## Work required
Take the material below and retype it in full; pictures are left out.

═══ Recorded data

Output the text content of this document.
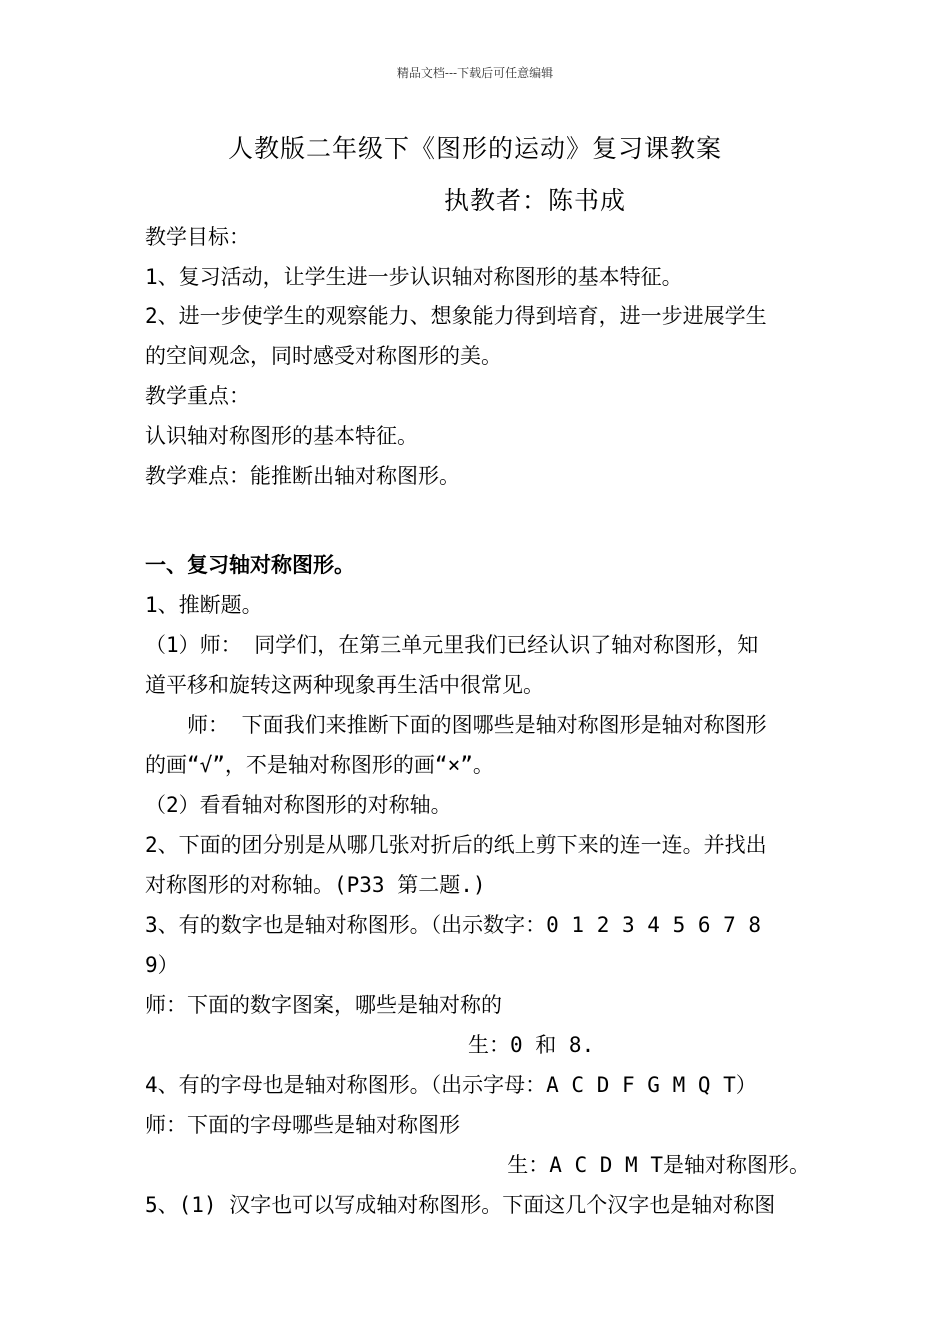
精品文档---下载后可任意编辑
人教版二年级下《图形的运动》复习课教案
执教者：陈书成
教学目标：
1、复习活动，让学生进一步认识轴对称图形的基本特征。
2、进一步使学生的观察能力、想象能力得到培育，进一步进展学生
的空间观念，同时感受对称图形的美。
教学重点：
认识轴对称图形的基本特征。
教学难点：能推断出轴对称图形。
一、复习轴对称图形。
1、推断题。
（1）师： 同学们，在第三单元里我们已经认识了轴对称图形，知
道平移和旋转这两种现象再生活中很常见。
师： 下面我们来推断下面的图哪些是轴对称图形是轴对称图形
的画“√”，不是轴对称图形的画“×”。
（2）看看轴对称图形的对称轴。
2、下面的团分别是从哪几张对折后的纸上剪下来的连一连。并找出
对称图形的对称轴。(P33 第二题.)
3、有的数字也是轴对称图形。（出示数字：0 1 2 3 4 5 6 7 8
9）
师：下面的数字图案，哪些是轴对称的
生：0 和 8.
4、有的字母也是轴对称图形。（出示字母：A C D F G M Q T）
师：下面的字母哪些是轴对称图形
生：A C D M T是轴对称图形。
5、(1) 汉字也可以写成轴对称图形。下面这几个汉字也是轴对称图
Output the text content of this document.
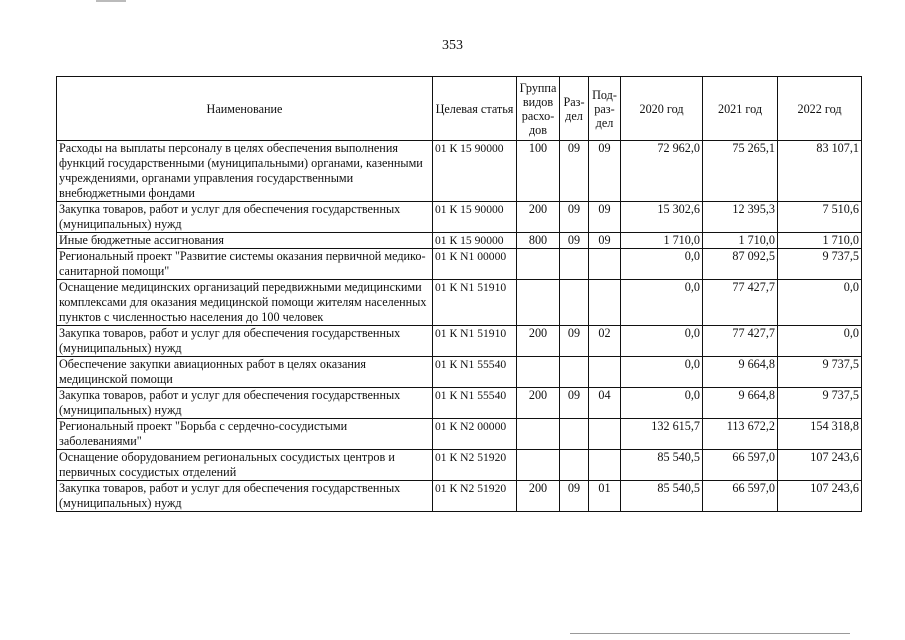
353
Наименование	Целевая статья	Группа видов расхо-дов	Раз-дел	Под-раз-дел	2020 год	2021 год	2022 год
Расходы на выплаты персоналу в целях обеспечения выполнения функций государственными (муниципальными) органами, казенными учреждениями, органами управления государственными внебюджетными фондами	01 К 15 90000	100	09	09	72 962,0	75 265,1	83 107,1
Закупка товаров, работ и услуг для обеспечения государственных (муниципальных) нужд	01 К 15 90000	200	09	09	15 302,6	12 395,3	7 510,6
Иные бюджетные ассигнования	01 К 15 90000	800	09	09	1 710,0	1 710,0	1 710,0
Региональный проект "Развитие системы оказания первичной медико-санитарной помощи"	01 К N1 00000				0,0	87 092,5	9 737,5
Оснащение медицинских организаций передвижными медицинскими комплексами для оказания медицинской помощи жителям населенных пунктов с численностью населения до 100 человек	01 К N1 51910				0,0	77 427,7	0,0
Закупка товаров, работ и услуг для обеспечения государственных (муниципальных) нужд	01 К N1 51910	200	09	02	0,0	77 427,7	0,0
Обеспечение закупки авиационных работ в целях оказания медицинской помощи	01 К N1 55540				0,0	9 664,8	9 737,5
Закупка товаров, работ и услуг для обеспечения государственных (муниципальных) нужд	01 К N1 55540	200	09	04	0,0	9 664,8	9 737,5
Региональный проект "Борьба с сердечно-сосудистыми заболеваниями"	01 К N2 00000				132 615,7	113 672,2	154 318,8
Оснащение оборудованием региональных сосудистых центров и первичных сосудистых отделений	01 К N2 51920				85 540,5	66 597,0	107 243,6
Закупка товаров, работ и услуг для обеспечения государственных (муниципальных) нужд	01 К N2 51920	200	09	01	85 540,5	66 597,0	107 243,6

══════

## Task answer
Output the text content of this document.
精品文档---下载后可任意编辑
人教版二年级下《图形的运动》复习课教案
执教者：陈书成
教学目标：
1、复习活动，让学生进一步认识轴对称图形的基本特征。
2、进一步使学生的观察能力、想象能力得到培育，进一步进展学生
的空间观念，同时感受对称图形的美。
教学重点：
认识轴对称图形的基本特征。
教学难点：能推断出轴对称图形。
一、复习轴对称图形。
1、推断题。
（1）师： 同学们，在第三单元里我们已经认识了轴对称图形，知
道平移和旋转这两种现象再生活中很常见。
师： 下面我们来推断下面的图哪些是轴对称图形是轴对称图形
的画“√”，不是轴对称图形的画“×”。
（2）看看轴对称图形的对称轴。
2、下面的团分别是从哪几张对折后的纸上剪下来的连一连。并找出
对称图形的对称轴。(P33 第二题.)
3、有的数字也是轴对称图形。（出示数字：0 1 2 3 4 5 6 7 8
9）
师：下面的数字图案，哪些是轴对称的
生：0 和 8.
4、有的字母也是轴对称图形。（出示字母：A C D F G M Q T）
师：下面的字母哪些是轴对称图形
生：A C D M T是轴对称图形。
5、(1) 汉字也可以写成轴对称图形。下面这几个汉字也是轴对称图
Output the text content of this document.
353
Наименование	Целевая статья	Группа видов расхо-дов	Раз-дел	Под-раз-дел	2020 год	2021 год	2022 год
Расходы на выплаты персоналу в целях обеспечения выполнения функций государственными (муниципальными) органами, казенными учреждениями, органами управления государственными внебюджетными фондами	01 К 15 90000	100	09	09	72 962,0	75 265,1	83 107,1
Закупка товаров, работ и услуг для обеспечения государственных (муниципальных) нужд	01 К 15 90000	200	09	09	15 302,6	12 395,3	7 510,6
Иные бюджетные ассигнования	01 К 15 90000	800	09	09	1 710,0	1 710,0	1 710,0
Региональный проект "Развитие системы оказания первичной медико-санитарной помощи"	01 К N1 00000				0,0	87 092,5	9 737,5
Оснащение медицинских организаций передвижными медицинскими комплексами для оказания медицинской помощи жителям населенных пунктов с численностью населения до 100 человек	01 К N1 51910				0,0	77 427,7	0,0
Закупка товаров, работ и услуг для обеспечения государственных (муниципальных) нужд	01 К N1 51910	200	09	02	0,0	77 427,7	0,0
Обеспечение закупки авиационных работ в целях оказания медицинской помощи	01 К N1 55540				0,0	9 664,8	9 737,5
Закупка товаров, работ и услуг для обеспечения государственных (муниципальных) нужд	01 К N1 55540	200	09	04	0,0	9 664,8	9 737,5
Региональный проект "Борьба с сердечно-сосудистыми заболеваниями"	01 К N2 00000				132 615,7	113 672,2	154 318,8
Оснащение оборудованием региональных сосудистых центров и первичных сосудистых отделений	01 К N2 51920				85 540,5	66 597,0	107 243,6
Закупка товаров, работ и услуг для обеспечения государственных (муниципальных) нужд	01 К N2 51920	200	09	01	85 540,5	66 597,0	107 243,6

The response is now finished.